▶ _ENTRIES_:
┌──

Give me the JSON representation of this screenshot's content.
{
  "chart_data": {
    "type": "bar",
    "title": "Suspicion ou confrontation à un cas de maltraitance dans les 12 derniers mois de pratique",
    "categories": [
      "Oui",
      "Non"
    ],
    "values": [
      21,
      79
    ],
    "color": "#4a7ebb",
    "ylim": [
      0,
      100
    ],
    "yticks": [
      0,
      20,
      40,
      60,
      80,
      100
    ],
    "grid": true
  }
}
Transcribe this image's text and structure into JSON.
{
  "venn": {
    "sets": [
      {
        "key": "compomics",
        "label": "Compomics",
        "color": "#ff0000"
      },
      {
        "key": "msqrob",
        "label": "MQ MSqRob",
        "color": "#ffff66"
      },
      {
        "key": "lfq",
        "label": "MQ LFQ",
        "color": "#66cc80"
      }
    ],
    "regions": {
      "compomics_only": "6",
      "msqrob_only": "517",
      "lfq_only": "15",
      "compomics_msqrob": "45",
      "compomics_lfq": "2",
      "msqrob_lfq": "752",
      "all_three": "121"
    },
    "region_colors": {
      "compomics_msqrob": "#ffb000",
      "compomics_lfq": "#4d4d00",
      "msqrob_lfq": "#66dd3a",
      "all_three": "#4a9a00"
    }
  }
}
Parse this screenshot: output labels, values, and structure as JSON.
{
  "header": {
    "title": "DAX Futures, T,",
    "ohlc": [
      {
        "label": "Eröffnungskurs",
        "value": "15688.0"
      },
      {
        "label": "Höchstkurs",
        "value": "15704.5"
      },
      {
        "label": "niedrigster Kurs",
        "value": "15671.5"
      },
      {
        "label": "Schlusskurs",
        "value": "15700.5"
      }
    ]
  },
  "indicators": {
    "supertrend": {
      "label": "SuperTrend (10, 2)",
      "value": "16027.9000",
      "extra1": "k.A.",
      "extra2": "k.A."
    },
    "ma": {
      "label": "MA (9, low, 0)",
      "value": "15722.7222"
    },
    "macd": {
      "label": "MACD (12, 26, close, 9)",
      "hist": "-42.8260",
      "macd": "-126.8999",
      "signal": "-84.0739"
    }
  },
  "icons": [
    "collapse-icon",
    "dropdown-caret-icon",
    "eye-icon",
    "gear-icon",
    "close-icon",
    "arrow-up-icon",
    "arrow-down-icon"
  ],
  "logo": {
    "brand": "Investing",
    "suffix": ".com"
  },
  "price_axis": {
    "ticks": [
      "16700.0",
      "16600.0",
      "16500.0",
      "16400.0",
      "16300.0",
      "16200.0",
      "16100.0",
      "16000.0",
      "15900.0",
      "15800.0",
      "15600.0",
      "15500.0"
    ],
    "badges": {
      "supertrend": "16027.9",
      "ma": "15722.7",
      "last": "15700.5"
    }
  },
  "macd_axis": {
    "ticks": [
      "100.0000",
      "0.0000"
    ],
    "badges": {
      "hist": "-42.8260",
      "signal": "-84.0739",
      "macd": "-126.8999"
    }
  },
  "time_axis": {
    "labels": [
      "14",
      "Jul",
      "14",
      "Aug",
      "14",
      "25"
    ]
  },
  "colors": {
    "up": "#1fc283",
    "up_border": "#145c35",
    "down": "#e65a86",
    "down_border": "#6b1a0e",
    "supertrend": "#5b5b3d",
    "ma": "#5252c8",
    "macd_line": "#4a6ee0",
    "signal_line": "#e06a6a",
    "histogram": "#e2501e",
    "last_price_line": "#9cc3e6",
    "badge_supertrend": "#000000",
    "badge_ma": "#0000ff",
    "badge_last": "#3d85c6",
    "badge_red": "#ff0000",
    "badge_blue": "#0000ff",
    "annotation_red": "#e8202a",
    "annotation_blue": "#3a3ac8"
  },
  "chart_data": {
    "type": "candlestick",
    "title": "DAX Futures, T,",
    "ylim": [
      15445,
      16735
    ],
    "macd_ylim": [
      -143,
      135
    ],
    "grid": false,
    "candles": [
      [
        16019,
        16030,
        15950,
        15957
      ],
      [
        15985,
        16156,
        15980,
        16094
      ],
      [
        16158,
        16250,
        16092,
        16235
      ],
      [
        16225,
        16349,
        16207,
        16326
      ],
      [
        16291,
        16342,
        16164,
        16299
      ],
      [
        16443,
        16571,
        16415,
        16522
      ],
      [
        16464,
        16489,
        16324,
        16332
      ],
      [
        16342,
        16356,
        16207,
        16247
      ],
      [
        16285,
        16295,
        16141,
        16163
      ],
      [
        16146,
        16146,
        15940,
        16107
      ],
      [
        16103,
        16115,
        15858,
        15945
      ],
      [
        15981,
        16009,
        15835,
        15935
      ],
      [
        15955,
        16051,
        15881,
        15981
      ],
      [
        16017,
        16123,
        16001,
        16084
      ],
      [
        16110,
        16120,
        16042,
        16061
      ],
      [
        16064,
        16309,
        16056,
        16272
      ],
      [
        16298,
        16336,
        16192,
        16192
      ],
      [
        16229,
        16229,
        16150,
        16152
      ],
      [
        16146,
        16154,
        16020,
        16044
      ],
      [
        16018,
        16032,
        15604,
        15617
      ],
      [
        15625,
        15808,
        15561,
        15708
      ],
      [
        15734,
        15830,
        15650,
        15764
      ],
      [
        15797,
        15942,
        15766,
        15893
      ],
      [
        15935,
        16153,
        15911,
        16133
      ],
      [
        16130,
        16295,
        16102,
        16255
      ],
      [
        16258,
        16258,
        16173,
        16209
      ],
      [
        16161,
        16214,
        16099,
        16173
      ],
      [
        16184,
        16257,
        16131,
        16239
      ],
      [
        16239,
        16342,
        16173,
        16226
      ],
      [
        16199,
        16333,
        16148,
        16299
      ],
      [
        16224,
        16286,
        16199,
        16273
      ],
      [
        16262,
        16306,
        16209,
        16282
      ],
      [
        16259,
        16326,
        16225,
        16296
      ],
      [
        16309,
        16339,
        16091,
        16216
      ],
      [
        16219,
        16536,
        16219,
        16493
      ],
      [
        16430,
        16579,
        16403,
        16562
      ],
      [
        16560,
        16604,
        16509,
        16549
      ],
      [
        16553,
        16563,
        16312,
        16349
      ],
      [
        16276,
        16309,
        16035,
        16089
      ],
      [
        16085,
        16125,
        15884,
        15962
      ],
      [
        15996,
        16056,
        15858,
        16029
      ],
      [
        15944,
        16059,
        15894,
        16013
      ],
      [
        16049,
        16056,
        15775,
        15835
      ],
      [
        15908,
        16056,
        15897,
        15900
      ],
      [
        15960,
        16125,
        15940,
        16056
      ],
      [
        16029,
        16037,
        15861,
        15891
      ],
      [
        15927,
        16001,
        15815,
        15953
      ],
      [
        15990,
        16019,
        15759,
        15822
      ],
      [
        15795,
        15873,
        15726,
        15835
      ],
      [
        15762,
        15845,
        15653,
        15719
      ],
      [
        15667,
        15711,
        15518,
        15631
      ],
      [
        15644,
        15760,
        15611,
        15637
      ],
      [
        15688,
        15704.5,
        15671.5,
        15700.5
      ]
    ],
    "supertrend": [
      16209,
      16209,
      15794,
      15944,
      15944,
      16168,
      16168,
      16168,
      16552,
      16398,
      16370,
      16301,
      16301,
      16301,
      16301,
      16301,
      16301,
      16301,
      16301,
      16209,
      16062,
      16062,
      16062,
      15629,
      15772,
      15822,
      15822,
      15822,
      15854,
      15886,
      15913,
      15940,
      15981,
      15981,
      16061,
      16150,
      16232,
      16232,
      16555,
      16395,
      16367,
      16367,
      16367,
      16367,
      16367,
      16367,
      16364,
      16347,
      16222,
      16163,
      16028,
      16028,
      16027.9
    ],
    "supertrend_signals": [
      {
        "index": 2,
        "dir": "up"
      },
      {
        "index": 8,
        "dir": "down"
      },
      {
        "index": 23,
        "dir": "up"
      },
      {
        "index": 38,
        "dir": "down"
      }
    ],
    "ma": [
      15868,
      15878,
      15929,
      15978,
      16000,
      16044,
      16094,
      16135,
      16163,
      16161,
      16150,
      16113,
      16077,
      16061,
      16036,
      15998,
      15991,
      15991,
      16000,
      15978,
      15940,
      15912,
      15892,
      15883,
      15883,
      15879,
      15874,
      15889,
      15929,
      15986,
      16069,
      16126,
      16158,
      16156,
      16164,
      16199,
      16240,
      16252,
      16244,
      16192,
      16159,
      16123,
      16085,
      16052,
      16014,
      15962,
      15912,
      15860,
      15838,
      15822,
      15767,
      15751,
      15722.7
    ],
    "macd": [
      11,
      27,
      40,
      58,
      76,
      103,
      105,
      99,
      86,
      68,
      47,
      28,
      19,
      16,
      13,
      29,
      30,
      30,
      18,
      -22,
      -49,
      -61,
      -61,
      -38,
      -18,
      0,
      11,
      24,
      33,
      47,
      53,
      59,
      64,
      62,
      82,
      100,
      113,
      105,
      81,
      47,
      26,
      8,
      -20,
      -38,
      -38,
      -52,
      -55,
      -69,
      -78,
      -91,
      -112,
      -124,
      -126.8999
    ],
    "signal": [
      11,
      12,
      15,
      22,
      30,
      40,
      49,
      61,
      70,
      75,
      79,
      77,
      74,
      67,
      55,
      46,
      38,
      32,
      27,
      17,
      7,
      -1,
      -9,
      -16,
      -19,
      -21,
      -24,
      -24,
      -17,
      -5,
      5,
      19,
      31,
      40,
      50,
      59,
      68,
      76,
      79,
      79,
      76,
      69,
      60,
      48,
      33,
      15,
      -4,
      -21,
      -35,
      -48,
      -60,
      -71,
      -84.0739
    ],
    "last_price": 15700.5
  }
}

└──

Copy every line that includes the string "labels" from the material above.

Parse this screenshot: output labels, values, and structure as JSON.
    "labels": [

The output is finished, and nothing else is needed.